> [Records for this task]
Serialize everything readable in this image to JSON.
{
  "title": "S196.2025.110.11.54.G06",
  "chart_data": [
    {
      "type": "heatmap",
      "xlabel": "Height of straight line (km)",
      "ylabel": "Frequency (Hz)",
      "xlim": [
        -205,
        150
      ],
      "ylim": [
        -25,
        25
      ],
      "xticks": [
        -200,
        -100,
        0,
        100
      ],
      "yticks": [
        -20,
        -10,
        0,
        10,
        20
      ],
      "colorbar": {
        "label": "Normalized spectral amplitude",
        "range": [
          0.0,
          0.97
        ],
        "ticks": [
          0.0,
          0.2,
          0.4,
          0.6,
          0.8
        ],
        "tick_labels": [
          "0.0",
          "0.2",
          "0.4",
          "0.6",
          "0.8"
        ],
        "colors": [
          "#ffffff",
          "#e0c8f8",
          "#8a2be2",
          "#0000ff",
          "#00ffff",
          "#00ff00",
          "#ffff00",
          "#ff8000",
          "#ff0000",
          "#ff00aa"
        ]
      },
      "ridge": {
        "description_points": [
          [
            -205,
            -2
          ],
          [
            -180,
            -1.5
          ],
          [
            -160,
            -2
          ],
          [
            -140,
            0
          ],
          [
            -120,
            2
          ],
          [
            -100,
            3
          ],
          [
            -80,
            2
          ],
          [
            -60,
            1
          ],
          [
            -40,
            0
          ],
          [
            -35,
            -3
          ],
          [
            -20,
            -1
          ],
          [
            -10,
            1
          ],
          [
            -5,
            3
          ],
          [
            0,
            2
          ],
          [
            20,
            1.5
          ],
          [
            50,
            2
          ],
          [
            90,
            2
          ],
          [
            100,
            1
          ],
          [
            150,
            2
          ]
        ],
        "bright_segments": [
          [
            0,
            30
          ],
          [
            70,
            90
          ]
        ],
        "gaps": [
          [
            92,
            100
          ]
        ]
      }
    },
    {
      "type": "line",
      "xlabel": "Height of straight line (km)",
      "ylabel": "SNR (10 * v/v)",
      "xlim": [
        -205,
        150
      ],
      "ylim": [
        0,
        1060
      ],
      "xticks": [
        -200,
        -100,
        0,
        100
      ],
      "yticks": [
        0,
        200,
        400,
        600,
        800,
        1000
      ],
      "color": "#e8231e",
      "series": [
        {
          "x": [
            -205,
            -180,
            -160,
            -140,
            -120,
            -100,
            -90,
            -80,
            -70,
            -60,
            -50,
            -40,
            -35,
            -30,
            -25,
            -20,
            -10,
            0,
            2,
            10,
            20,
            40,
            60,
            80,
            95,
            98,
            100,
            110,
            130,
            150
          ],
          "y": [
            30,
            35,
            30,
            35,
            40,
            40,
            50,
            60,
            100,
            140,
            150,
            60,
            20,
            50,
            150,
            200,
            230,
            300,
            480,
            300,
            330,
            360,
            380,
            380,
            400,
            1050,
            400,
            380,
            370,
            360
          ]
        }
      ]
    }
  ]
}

> [What to do]
Scan the listing above and identify each line holding the string "ylabel"; copy every such line.

> [Task result]
      "ylabel": "Frequency (Hz)",
      "ylabel": "SNR (10 * v/v)",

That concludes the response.